__Given instruction__:
Below are the records. List every line holding the word "level".

Stored records:
START
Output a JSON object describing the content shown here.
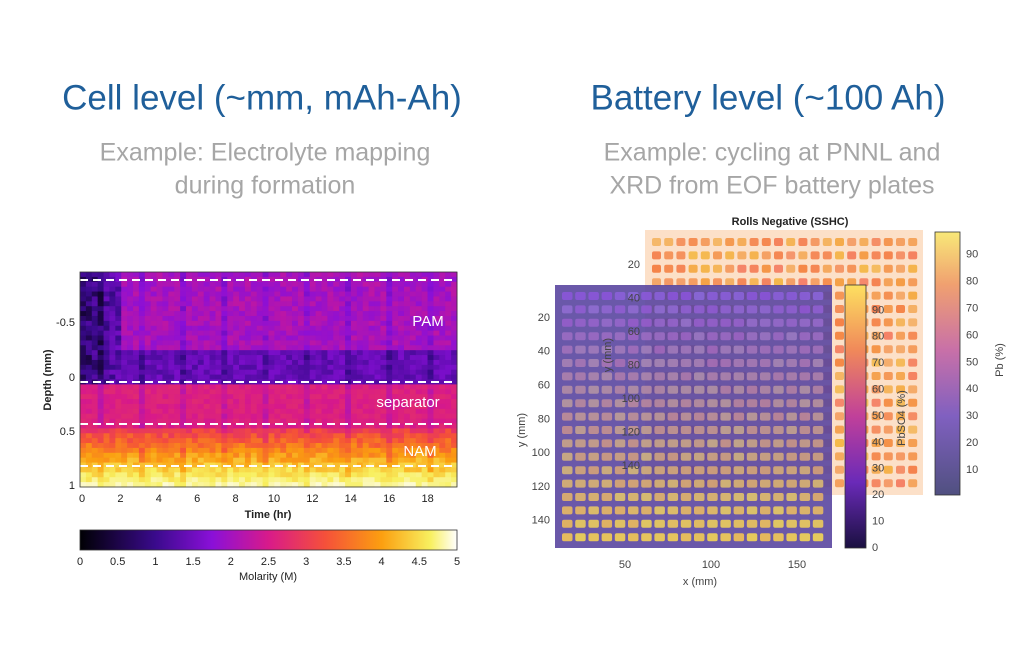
{
  "left": {
    "title": "Cell level (~mm, mAh-Ah)",
    "subtitle": [
      "Example: Electrolyte mapping",
      "during formation"
    ],
    "plot": {
      "y_label": "Depth (mm)",
      "y_ticks": [
        -0.5,
        0,
        0.5,
        1
      ],
      "x_label": "Time (hr)",
      "x_ticks": [
        0,
        2,
        4,
        6,
        8,
        10,
        12,
        14,
        16,
        18
      ],
      "regions": [
        "PAM",
        "separator",
        "NAM"
      ],
      "colorbar": {
        "ticks": [
          0,
          0.5,
          1,
          1.5,
          2,
          2.5,
          3,
          3.5,
          4,
          4.5,
          5
        ],
        "label": "Molarity (M)"
      }
    }
  },
  "right": {
    "title": "Battery level (~100 Ah)",
    "subtitle": [
      "Example: cycling at PNNL and",
      "XRD from EOF battery plates"
    ],
    "back_plot": {
      "title": "Rolls Negative (SSHC)",
      "y_label": "y (mm)",
      "y_ticks": [
        20,
        40,
        60,
        80,
        100,
        120,
        140
      ],
      "colorbar": {
        "ticks": [
          10,
          20,
          30,
          40,
          50,
          60,
          70,
          80,
          90
        ],
        "label": "Pb (%)"
      }
    },
    "front_plot": {
      "y_label": "y (mm)",
      "y_ticks": [
        20,
        40,
        60,
        80,
        100,
        120,
        140
      ],
      "x_label": "x (mm)",
      "x_ticks": [
        50,
        100,
        150
      ],
      "colorbar": {
        "ticks": [
          0,
          10,
          20,
          30,
          40,
          50,
          60,
          70,
          80,
          90
        ],
        "label": "PbSO4 (%)"
      }
    }
  }
}
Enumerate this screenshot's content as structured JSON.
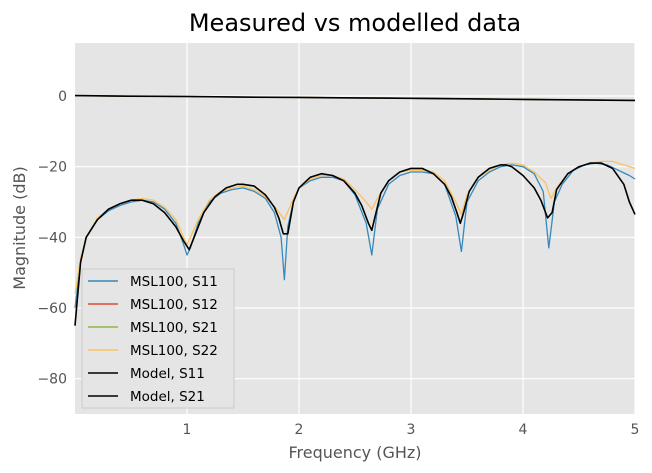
{
  "chart_data": {
    "type": "line",
    "title": "Measured vs modelled data",
    "xlabel": "Frequency (GHz)",
    "ylabel": "Magnitude (dB)",
    "xlim": [
      0,
      5
    ],
    "ylim": [
      -90,
      15
    ],
    "x_ticks": [
      1,
      2,
      3,
      4,
      5
    ],
    "x_tick_labels": [
      "1",
      "2",
      "3",
      "4",
      "5"
    ],
    "y_ticks": [
      0,
      -20,
      -40,
      -60,
      -80
    ],
    "y_tick_labels": [
      "0",
      "−20",
      "−40",
      "−60",
      "−80"
    ],
    "grid": true,
    "legend_position": "lower-left",
    "colors": {
      "plot_background": "#e5e5e5",
      "grid": "#ffffff",
      "MSL100, S11": "#348abd",
      "MSL100, S12": "#e24a33",
      "MSL100, S21": "#8eba42",
      "MSL100, S22": "#fbc15e",
      "Model, S11": "#000000",
      "Model, S21": "#000000"
    },
    "series": [
      {
        "name": "MSL100, S11",
        "x": [
          0.0,
          0.05,
          0.1,
          0.2,
          0.3,
          0.4,
          0.5,
          0.6,
          0.7,
          0.8,
          0.9,
          0.97,
          1.0,
          1.03,
          1.1,
          1.2,
          1.3,
          1.4,
          1.5,
          1.6,
          1.7,
          1.78,
          1.84,
          1.87,
          1.9,
          1.95,
          2.0,
          2.1,
          2.2,
          2.3,
          2.4,
          2.5,
          2.6,
          2.65,
          2.7,
          2.8,
          2.9,
          3.0,
          3.1,
          3.2,
          3.3,
          3.4,
          3.45,
          3.5,
          3.6,
          3.7,
          3.8,
          3.9,
          4.0,
          4.1,
          4.18,
          4.23,
          4.28,
          4.35,
          4.45,
          4.55,
          4.65,
          4.75,
          4.85,
          4.95,
          5.0
        ],
        "y": [
          -60,
          -47,
          -40,
          -35,
          -32.5,
          -31,
          -30,
          -29.5,
          -30,
          -32,
          -36,
          -42,
          -45,
          -43,
          -36,
          -30,
          -27.5,
          -26.5,
          -26,
          -27,
          -29,
          -33,
          -40,
          -52,
          -37,
          -30,
          -26,
          -24,
          -23,
          -23,
          -24,
          -28,
          -36,
          -45,
          -32,
          -25,
          -22.5,
          -21.5,
          -21.5,
          -22,
          -25,
          -34,
          -44,
          -30,
          -24,
          -21.5,
          -20,
          -19.5,
          -20,
          -22,
          -27,
          -43,
          -30,
          -25,
          -21,
          -19.5,
          -19,
          -19.5,
          -21,
          -22.5,
          -23.5
        ]
      },
      {
        "name": "MSL100, S12",
        "x": [
          0,
          0.5,
          1,
          1.5,
          2,
          2.5,
          3,
          3.5,
          4,
          4.5,
          5
        ],
        "y": [
          0.1,
          -0.05,
          -0.15,
          -0.3,
          -0.4,
          -0.55,
          -0.65,
          -0.8,
          -0.95,
          -1.1,
          -1.25
        ]
      },
      {
        "name": "MSL100, S21",
        "x": [
          0,
          0.5,
          1,
          1.5,
          2,
          2.5,
          3,
          3.5,
          4,
          4.5,
          5
        ],
        "y": [
          0.1,
          -0.05,
          -0.15,
          -0.3,
          -0.4,
          -0.55,
          -0.65,
          -0.8,
          -0.95,
          -1.1,
          -1.25
        ]
      },
      {
        "name": "MSL100, S22",
        "x": [
          0.0,
          0.05,
          0.1,
          0.2,
          0.3,
          0.4,
          0.5,
          0.6,
          0.7,
          0.8,
          0.9,
          0.97,
          1.0,
          1.03,
          1.1,
          1.2,
          1.3,
          1.4,
          1.5,
          1.6,
          1.7,
          1.8,
          1.87,
          1.95,
          2.0,
          2.1,
          2.2,
          2.3,
          2.4,
          2.5,
          2.6,
          2.65,
          2.7,
          2.8,
          2.9,
          3.0,
          3.1,
          3.2,
          3.3,
          3.4,
          3.45,
          3.5,
          3.6,
          3.7,
          3.8,
          3.9,
          4.0,
          4.1,
          4.2,
          4.25,
          4.3,
          4.4,
          4.5,
          4.6,
          4.7,
          4.8,
          4.9,
          5.0
        ],
        "y": [
          -56,
          -46,
          -40,
          -34.5,
          -32,
          -30.5,
          -29.5,
          -29,
          -29.5,
          -31.5,
          -35,
          -40,
          -42,
          -40,
          -35,
          -29.5,
          -27,
          -26,
          -25.5,
          -26.5,
          -28.5,
          -32,
          -35,
          -29,
          -26,
          -23.5,
          -22.5,
          -22.5,
          -23.5,
          -26.5,
          -30,
          -32,
          -29,
          -24,
          -21.5,
          -21,
          -21,
          -21.5,
          -24,
          -30,
          -33.5,
          -28,
          -23,
          -21,
          -19.5,
          -19,
          -19.5,
          -21.5,
          -24.5,
          -29,
          -26,
          -22,
          -20,
          -19,
          -18.5,
          -18.5,
          -19.5,
          -20.5
        ]
      },
      {
        "name": "Model, S11",
        "x": [
          0.0,
          0.05,
          0.1,
          0.2,
          0.3,
          0.4,
          0.5,
          0.6,
          0.7,
          0.8,
          0.9,
          0.97,
          1.02,
          1.07,
          1.15,
          1.25,
          1.35,
          1.45,
          1.5,
          1.6,
          1.7,
          1.78,
          1.82,
          1.86,
          1.9,
          1.95,
          2.0,
          2.1,
          2.2,
          2.3,
          2.4,
          2.5,
          2.56,
          2.62,
          2.65,
          2.68,
          2.73,
          2.8,
          2.9,
          3.0,
          3.1,
          3.2,
          3.3,
          3.36,
          3.41,
          3.44,
          3.47,
          3.52,
          3.6,
          3.7,
          3.8,
          3.85,
          3.9,
          4.0,
          4.1,
          4.16,
          4.22,
          4.26,
          4.3,
          4.4,
          4.5,
          4.6,
          4.7,
          4.8,
          4.9,
          4.95,
          5.0
        ],
        "y": [
          -65,
          -47,
          -40,
          -35,
          -32,
          -30.5,
          -29.5,
          -29.5,
          -30.5,
          -33,
          -37,
          -41,
          -43.5,
          -39.5,
          -33,
          -28.5,
          -26,
          -25,
          -25,
          -25.5,
          -28,
          -31.5,
          -34.5,
          -39,
          -39,
          -30,
          -26,
          -23,
          -22,
          -22.5,
          -24,
          -27.5,
          -31,
          -36,
          -38,
          -34,
          -27.5,
          -24,
          -21.5,
          -20.5,
          -20.5,
          -22,
          -25,
          -28.5,
          -33,
          -36,
          -33,
          -27,
          -23,
          -20.5,
          -19.5,
          -19.5,
          -20,
          -22.5,
          -26,
          -29.5,
          -34.5,
          -33,
          -26.5,
          -22,
          -20,
          -19,
          -19,
          -20.5,
          -25,
          -30,
          -33.5
        ]
      },
      {
        "name": "Model, S21",
        "x": [
          0,
          0.5,
          1,
          1.5,
          2,
          2.5,
          3,
          3.5,
          4,
          4.5,
          5
        ],
        "y": [
          0.1,
          -0.05,
          -0.15,
          -0.3,
          -0.4,
          -0.55,
          -0.65,
          -0.8,
          -0.95,
          -1.1,
          -1.25
        ]
      }
    ]
  }
}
END
__Answer in full__:
    "title": "Cell level (~mm, mAh-Ah)",
    "title": "Battery level (~100 Ah)",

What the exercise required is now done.